## Job
From the listing below, extract each line containing the string "atoms".

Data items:
------------------------------
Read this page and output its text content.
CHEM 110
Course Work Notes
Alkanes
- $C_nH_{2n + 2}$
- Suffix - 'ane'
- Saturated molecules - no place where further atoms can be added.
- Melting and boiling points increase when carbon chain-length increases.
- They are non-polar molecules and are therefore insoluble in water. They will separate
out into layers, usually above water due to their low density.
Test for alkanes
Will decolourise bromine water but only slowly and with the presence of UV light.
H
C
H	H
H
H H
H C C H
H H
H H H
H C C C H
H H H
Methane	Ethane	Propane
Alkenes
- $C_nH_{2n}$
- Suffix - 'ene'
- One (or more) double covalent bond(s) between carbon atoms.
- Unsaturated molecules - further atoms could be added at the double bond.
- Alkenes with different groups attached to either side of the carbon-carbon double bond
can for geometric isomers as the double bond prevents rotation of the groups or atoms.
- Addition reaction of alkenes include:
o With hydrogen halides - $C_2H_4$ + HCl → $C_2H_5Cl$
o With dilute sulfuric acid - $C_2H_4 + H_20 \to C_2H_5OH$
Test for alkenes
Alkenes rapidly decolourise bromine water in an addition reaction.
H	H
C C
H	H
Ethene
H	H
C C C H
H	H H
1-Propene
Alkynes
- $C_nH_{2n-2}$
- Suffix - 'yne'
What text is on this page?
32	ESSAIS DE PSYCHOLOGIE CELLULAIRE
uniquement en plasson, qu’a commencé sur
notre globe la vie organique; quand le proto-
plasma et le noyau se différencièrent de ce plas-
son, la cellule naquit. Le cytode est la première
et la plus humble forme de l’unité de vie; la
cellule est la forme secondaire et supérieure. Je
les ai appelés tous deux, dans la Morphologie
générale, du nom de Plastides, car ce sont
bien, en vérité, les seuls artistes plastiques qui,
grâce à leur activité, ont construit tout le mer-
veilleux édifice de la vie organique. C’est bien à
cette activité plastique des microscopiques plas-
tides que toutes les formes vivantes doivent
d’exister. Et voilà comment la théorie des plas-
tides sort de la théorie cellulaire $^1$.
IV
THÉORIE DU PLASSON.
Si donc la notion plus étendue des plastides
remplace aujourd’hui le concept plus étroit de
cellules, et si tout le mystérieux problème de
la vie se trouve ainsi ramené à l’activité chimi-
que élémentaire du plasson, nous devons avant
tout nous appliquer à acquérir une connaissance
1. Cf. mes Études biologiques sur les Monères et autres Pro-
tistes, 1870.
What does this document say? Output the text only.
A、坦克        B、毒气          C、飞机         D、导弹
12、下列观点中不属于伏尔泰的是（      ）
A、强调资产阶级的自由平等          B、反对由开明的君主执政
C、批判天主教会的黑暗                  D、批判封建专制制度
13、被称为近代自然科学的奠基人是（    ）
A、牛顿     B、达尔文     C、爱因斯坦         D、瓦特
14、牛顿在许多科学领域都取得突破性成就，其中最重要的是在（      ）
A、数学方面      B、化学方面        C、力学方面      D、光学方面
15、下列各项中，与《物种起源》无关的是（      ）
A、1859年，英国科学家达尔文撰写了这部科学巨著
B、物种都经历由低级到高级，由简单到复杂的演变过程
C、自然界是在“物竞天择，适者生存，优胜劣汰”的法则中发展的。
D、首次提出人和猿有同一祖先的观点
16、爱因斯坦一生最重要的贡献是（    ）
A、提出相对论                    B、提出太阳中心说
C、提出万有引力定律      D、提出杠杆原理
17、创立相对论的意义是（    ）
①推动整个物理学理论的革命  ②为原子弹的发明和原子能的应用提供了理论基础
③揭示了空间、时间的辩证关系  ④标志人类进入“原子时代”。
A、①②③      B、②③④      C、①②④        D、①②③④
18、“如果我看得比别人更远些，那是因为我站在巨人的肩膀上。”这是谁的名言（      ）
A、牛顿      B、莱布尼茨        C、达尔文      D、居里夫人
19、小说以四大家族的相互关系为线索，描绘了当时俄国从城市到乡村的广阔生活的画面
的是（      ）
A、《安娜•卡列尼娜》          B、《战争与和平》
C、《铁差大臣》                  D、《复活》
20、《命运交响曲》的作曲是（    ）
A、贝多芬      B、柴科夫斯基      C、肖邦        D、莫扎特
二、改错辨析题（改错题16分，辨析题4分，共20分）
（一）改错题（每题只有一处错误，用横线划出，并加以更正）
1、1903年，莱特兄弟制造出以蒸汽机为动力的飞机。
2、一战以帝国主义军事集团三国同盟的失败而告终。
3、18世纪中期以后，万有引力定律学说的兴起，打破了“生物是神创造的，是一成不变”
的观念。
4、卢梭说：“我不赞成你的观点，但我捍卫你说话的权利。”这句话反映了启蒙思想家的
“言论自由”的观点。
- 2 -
------------------------------
## Exercise output
- Saturated molecules - no place where further atoms can be added.
- One (or more) double covalent bond(s) between carbon atoms.
- Unsaturated molecules - further atoms could be added at the double bond.
can for geometric isomers as the double bond prevents rotation of the groups or atoms.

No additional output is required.